<<<<
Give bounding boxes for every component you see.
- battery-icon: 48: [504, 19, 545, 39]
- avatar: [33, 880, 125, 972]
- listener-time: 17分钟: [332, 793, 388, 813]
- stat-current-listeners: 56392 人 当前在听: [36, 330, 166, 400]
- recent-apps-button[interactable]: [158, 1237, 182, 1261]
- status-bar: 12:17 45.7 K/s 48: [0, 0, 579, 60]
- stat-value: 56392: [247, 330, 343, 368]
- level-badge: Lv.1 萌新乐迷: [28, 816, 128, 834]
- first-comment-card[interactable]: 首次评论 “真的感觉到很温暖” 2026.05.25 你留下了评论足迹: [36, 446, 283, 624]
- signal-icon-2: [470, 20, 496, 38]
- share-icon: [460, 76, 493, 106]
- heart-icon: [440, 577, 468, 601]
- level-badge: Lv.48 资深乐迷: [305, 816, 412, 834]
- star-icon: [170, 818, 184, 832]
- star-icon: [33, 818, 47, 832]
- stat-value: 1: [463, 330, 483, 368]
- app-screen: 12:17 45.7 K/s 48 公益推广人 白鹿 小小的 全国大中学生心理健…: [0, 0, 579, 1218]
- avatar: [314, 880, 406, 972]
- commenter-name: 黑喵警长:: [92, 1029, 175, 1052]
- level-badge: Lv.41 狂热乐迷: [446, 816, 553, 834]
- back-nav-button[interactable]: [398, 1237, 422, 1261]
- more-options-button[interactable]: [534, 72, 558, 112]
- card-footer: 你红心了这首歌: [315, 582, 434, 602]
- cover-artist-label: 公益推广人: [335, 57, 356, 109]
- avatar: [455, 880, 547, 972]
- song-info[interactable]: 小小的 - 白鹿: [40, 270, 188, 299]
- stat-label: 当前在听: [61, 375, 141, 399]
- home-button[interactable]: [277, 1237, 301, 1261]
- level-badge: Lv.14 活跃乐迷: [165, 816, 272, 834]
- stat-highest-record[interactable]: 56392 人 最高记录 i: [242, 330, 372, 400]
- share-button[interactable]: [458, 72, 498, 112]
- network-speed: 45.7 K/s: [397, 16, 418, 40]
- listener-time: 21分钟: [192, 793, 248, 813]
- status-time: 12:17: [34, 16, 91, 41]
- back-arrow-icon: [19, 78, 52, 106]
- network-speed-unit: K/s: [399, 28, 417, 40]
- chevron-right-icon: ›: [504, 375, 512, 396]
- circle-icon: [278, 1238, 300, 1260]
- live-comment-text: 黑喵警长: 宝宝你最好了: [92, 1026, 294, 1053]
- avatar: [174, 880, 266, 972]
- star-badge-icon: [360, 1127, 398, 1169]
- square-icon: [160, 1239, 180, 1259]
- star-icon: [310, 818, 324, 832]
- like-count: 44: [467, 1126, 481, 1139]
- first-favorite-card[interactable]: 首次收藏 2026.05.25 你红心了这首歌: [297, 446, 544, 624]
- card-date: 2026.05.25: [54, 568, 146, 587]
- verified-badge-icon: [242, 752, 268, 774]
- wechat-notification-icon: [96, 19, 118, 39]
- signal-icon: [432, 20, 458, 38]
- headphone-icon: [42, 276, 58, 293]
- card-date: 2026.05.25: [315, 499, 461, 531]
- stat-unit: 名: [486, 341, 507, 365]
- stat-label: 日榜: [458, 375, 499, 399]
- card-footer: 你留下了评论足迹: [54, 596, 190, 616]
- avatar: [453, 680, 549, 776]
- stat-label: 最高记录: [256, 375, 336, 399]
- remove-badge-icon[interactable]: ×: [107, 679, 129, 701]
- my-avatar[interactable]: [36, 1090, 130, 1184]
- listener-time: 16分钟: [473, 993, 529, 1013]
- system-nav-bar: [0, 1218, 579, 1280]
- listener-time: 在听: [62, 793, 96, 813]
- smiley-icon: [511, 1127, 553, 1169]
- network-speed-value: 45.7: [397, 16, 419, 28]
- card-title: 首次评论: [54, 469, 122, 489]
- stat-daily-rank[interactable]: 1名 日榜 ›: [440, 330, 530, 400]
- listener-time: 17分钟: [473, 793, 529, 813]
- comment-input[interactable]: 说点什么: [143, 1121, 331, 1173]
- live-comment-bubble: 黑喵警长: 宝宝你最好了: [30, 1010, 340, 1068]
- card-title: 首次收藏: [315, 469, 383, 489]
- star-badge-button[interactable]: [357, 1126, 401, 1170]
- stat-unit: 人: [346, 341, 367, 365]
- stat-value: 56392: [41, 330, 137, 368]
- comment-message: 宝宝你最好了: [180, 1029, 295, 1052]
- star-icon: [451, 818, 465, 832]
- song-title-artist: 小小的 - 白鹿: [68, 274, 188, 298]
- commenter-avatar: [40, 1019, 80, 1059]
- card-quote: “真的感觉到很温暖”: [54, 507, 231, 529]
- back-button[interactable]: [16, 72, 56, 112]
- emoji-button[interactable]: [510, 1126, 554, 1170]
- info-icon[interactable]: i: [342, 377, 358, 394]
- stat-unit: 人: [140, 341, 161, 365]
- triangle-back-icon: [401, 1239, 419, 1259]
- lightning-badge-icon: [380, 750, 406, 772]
>>>>
▶ [What you are asked to do]:
Reproduce every line of the data above verbatim, changing nothing.

▶ [Answer for the task]:
Give bounding boxes for every component you see.
- battery-icon: 48: [504, 19, 545, 39]
- avatar: [33, 880, 125, 972]
- listener-time: 17分钟: [332, 793, 388, 813]
- stat-current-listeners: 56392 人 当前在听: [36, 330, 166, 400]
- recent-apps-button[interactable]: [158, 1237, 182, 1261]
- status-bar: 12:17 45.7 K/s 48: [0, 0, 579, 60]
- stat-value: 56392: [247, 330, 343, 368]
- level-badge: Lv.1 萌新乐迷: [28, 816, 128, 834]
- first-comment-card[interactable]: 首次评论 “真的感觉到很温暖” 2026.05.25 你留下了评论足迹: [36, 446, 283, 624]
- signal-icon-2: [470, 20, 496, 38]
- share-icon: [460, 76, 493, 106]
- heart-icon: [440, 577, 468, 601]
- level-badge: Lv.48 资深乐迷: [305, 816, 412, 834]
- star-icon: [170, 818, 184, 832]
- star-icon: [33, 818, 47, 832]
- stat-value: 1: [463, 330, 483, 368]
- app-screen: 12:17 45.7 K/s 48 公益推广人 白鹿 小小的 全国大中学生心理健…: [0, 0, 579, 1218]
- avatar: [314, 880, 406, 972]
- commenter-name: 黑喵警长:: [92, 1029, 175, 1052]
- level-badge: Lv.41 狂热乐迷: [446, 816, 553, 834]
- back-nav-button[interactable]: [398, 1237, 422, 1261]
- more-options-button[interactable]: [534, 72, 558, 112]
- card-footer: 你红心了这首歌: [315, 582, 434, 602]
- cover-artist-label: 公益推广人: [335, 57, 356, 109]
- avatar: [455, 880, 547, 972]
- song-info[interactable]: 小小的 - 白鹿: [40, 270, 188, 299]
- stat-label: 当前在听: [61, 375, 141, 399]
- home-button[interactable]: [277, 1237, 301, 1261]
- level-badge: Lv.14 活跃乐迷: [165, 816, 272, 834]
- stat-highest-record[interactable]: 56392 人 最高记录 i: [242, 330, 372, 400]
- share-button[interactable]: [458, 72, 498, 112]
- network-speed: 45.7 K/s: [397, 16, 418, 40]
- listener-time: 21分钟: [192, 793, 248, 813]
- status-time: 12:17: [34, 16, 91, 41]
- back-arrow-icon: [19, 78, 52, 106]
- network-speed-unit: K/s: [399, 28, 417, 40]
- chevron-right-icon: ›: [504, 375, 512, 396]
- circle-icon: [278, 1238, 300, 1260]
- live-comment-text: 黑喵警长: 宝宝你最好了: [92, 1026, 294, 1053]
- avatar: [174, 880, 266, 972]
- star-badge-icon: [360, 1127, 398, 1169]
- square-icon: [160, 1239, 180, 1259]
- star-icon: [310, 818, 324, 832]
- like-count: 44: [467, 1126, 481, 1139]
- first-favorite-card[interactable]: 首次收藏 2026.05.25 你红心了这首歌: [297, 446, 544, 624]
- card-date: 2026.05.25: [54, 568, 146, 587]
- verified-badge-icon: [242, 752, 268, 774]
- wechat-notification-icon: [96, 19, 118, 39]
- signal-icon: [432, 20, 458, 38]
- headphone-icon: [42, 276, 58, 293]
- card-date: 2026.05.25: [315, 499, 461, 531]
- stat-unit: 名: [486, 341, 507, 365]
- stat-label: 日榜: [458, 375, 499, 399]
- card-footer: 你留下了评论足迹: [54, 596, 190, 616]
- avatar: [453, 680, 549, 776]
- stat-label: 最高记录: [256, 375, 336, 399]
- remove-badge-icon[interactable]: ×: [107, 679, 129, 701]
- my-avatar[interactable]: [36, 1090, 130, 1184]
- listener-time: 16分钟: [473, 993, 529, 1013]
- system-nav-bar: [0, 1218, 579, 1280]
- listener-time: 在听: [62, 793, 96, 813]
- smiley-icon: [511, 1127, 553, 1169]
- network-speed-value: 45.7: [397, 16, 419, 28]
- card-title: 首次评论: [54, 469, 122, 489]
- stat-daily-rank[interactable]: 1名 日榜 ›: [440, 330, 530, 400]
- listener-time: 17分钟: [473, 793, 529, 813]
- comment-input[interactable]: 说点什么: [143, 1121, 331, 1173]
- live-comment-bubble: 黑喵警长: 宝宝你最好了: [30, 1010, 340, 1068]
- card-title: 首次收藏: [315, 469, 383, 489]
- star-badge-button[interactable]: [357, 1126, 401, 1170]
- stat-unit: 人: [346, 341, 367, 365]
- stat-value: 56392: [41, 330, 137, 368]
- comment-message: 宝宝你最好了: [180, 1029, 295, 1052]
- star-icon: [451, 818, 465, 832]
- song-title-artist: 小小的 - 白鹿: [68, 274, 188, 298]
- commenter-avatar: [40, 1019, 80, 1059]
- card-quote: “真的感觉到很温暖”: [54, 507, 231, 529]
- back-button[interactable]: [16, 72, 56, 112]
- emoji-button[interactable]: [510, 1126, 554, 1170]
- info-icon[interactable]: i: [342, 377, 358, 394]
- stat-unit: 人: [140, 341, 161, 365]
- triangle-back-icon: [401, 1239, 419, 1259]
- lightning-badge-icon: [380, 750, 406, 772]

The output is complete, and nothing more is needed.